[Data entries]
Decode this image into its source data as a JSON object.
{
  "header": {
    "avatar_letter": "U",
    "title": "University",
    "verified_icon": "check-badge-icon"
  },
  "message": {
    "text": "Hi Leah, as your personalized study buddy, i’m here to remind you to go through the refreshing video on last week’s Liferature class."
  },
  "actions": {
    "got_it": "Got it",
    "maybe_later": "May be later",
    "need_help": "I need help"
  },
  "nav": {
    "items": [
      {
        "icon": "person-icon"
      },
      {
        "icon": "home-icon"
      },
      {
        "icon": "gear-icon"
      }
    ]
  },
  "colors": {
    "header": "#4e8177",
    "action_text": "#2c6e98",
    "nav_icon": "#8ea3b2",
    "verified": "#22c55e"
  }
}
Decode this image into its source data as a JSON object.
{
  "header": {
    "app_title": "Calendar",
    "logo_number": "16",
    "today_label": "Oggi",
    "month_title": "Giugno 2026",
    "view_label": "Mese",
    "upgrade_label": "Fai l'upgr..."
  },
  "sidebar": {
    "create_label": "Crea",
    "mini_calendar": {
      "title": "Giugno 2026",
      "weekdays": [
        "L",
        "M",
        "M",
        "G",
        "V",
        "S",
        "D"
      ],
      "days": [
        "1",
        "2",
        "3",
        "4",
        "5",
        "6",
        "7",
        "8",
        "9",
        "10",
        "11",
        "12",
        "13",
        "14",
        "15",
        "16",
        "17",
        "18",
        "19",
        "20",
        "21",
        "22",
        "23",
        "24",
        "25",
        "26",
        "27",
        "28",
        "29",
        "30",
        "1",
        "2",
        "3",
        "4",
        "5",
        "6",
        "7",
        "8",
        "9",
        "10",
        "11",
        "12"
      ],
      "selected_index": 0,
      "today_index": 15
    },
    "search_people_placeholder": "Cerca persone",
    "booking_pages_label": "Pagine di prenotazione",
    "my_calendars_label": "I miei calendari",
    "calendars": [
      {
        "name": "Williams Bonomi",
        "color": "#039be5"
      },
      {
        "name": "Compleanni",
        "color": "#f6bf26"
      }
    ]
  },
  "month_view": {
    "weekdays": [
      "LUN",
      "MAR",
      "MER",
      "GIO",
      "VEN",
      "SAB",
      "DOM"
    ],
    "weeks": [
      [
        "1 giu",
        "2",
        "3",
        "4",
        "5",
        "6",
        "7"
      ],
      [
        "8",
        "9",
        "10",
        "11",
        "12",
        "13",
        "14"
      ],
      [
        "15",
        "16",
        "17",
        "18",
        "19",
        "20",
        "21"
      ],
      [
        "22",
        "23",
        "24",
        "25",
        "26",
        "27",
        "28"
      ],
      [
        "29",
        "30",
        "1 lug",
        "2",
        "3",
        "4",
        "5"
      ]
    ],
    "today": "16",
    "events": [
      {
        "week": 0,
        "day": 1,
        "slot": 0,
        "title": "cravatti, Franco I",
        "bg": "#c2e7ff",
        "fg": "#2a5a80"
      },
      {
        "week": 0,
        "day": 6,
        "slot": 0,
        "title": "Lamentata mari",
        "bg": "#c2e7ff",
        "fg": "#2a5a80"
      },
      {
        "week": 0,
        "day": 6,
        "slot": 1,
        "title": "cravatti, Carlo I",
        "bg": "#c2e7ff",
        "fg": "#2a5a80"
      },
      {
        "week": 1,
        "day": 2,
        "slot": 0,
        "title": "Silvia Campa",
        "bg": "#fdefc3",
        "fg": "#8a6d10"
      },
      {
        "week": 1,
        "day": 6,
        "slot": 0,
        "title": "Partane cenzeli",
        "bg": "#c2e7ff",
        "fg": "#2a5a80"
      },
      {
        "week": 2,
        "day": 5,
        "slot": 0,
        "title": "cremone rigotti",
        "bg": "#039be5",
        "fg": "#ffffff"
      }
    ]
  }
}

**Task goal**
Every entry above needs to be quoted exactly.

**Written answer**
Decode this image into its source data as a JSON object.
{
  "header": {
    "avatar_letter": "U",
    "title": "University",
    "verified_icon": "check-badge-icon"
  },
  "message": {
    "text": "Hi Leah, as your personalized study buddy, i’m here to remind you to go through the refreshing video on last week’s Liferature class."
  },
  "actions": {
    "got_it": "Got it",
    "maybe_later": "May be later",
    "need_help": "I need help"
  },
  "nav": {
    "items": [
      {
        "icon": "person-icon"
      },
      {
        "icon": "home-icon"
      },
      {
        "icon": "gear-icon"
      }
    ]
  },
  "colors": {
    "header": "#4e8177",
    "action_text": "#2c6e98",
    "nav_icon": "#8ea3b2",
    "verified": "#22c55e"
  }
}
Decode this image into its source data as a JSON object.
{
  "header": {
    "app_title": "Calendar",
    "logo_number": "16",
    "today_label": "Oggi",
    "month_title": "Giugno 2026",
    "view_label": "Mese",
    "upgrade_label": "Fai l'upgr..."
  },
  "sidebar": {
    "create_label": "Crea",
    "mini_calendar": {
      "title": "Giugno 2026",
      "weekdays": [
        "L",
        "M",
        "M",
        "G",
        "V",
        "S",
        "D"
      ],
      "days": [
        "1",
        "2",
        "3",
        "4",
        "5",
        "6",
        "7",
        "8",
        "9",
        "10",
        "11",
        "12",
        "13",
        "14",
        "15",
        "16",
        "17",
        "18",
        "19",
        "20",
        "21",
        "22",
        "23",
        "24",
        "25",
        "26",
        "27",
        "28",
        "29",
        "30",
        "1",
        "2",
        "3",
        "4",
        "5",
        "6",
        "7",
        "8",
        "9",
        "10",
        "11",
        "12"
      ],
      "selected_index": 0,
      "today_index": 15
    },
    "search_people_placeholder": "Cerca persone",
    "booking_pages_label": "Pagine di prenotazione",
    "my_calendars_label": "I miei calendari",
    "calendars": [
      {
        "name": "Williams Bonomi",
        "color": "#039be5"
      },
      {
        "name": "Compleanni",
        "color": "#f6bf26"
      }
    ]
  },
  "month_view": {
    "weekdays": [
      "LUN",
      "MAR",
      "MER",
      "GIO",
      "VEN",
      "SAB",
      "DOM"
    ],
    "weeks": [
      [
        "1 giu",
        "2",
        "3",
        "4",
        "5",
        "6",
        "7"
      ],
      [
        "8",
        "9",
        "10",
        "11",
        "12",
        "13",
        "14"
      ],
      [
        "15",
        "16",
        "17",
        "18",
        "19",
        "20",
        "21"
      ],
      [
        "22",
        "23",
        "24",
        "25",
        "26",
        "27",
        "28"
      ],
      [
        "29",
        "30",
        "1 lug",
        "2",
        "3",
        "4",
        "5"
      ]
    ],
    "today": "16",
    "events": [
      {
        "week": 0,
        "day": 1,
        "slot": 0,
        "title": "cravatti, Franco I",
        "bg": "#c2e7ff",
        "fg": "#2a5a80"
      },
      {
        "week": 0,
        "day": 6,
        "slot": 0,
        "title": "Lamentata mari",
        "bg": "#c2e7ff",
        "fg": "#2a5a80"
      },
      {
        "week": 0,
        "day": 6,
        "slot": 1,
        "title": "cravatti, Carlo I",
        "bg": "#c2e7ff",
        "fg": "#2a5a80"
      },
      {
        "week": 1,
        "day": 2,
        "slot": 0,
        "title": "Silvia Campa",
        "bg": "#fdefc3",
        "fg": "#8a6d10"
      },
      {
        "week": 1,
        "day": 6,
        "slot": 0,
        "title": "Partane cenzeli",
        "bg": "#c2e7ff",
        "fg": "#2a5a80"
      },
      {
        "week": 2,
        "day": 5,
        "slot": 0,
        "title": "cremone rigotti",
        "bg": "#039be5",
        "fg": "#ffffff"
      }
    ]
  }
}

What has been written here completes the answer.